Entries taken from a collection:
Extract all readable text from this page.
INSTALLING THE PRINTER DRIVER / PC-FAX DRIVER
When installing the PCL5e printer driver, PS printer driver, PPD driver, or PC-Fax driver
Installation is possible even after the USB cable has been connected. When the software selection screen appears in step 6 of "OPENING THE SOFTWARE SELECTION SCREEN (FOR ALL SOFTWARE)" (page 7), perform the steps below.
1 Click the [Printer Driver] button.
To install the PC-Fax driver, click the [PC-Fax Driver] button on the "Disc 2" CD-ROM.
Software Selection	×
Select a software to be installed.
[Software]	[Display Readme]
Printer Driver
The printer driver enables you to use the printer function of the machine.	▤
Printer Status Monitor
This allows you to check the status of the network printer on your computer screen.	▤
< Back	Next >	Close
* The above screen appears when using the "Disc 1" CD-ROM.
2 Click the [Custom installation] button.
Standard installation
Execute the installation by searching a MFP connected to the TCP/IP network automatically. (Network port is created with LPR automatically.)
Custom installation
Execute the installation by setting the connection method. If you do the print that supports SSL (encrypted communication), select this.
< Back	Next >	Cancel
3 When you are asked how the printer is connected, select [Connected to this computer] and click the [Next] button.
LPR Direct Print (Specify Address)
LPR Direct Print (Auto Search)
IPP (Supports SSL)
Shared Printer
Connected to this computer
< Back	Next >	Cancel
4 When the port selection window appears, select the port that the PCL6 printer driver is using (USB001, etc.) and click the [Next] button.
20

STATED GOAL: Search the listing for the word "computer" and return each line that holds it.

OUTPUT FOR THIS TASK:
This allows you to check the status of the network printer on your computer screen.	▤
3 When you are asked how the printer is connected, select [Connected to this computer] and click the [Next] button.
Connected to this computer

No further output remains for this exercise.